- **Job**: Filter the listing and keep only the lines with the word "color".

- **Input for this task**:
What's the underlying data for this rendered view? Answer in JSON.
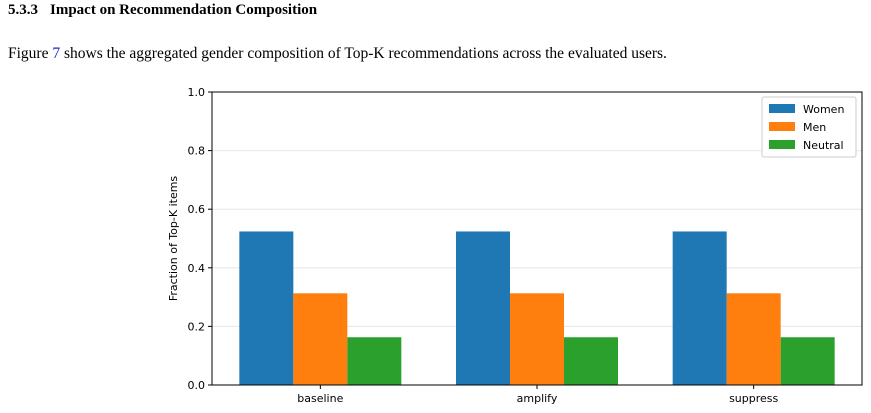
{
  "section": {
    "number": "5.3.3",
    "title": "Impact on Recommendation Composition"
  },
  "paragraph": {
    "before": "Figure ",
    "figure_ref": "7",
    "after": " shows the aggregated gender composition of Top-K recommendations across the evaluated users."
  },
  "chart_data": {
    "type": "bar",
    "categories": [
      "baseline",
      "amplify",
      "suppress"
    ],
    "series": [
      {
        "name": "Women",
        "values": [
          0.524,
          0.524,
          0.524
        ],
        "color": "#1f77b4"
      },
      {
        "name": "Men",
        "values": [
          0.313,
          0.313,
          0.313
        ],
        "color": "#ff7f0e"
      },
      {
        "name": "Neutral",
        "values": [
          0.163,
          0.163,
          0.163
        ],
        "color": "#2ca02c"
      }
    ],
    "ylabel": "Fraction of Top-K items",
    "ylim": [
      0,
      1.0
    ],
    "yticks": [
      "0.0",
      "0.2",
      "0.4",
      "0.6",
      "0.8",
      "1.0"
    ],
    "grid": "horizontal",
    "legend": "top-right"
  }
}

- **Written answer**:
        "color": "#1f77b4"
        "color": "#ff7f0e"
        "color": "#2ca02c"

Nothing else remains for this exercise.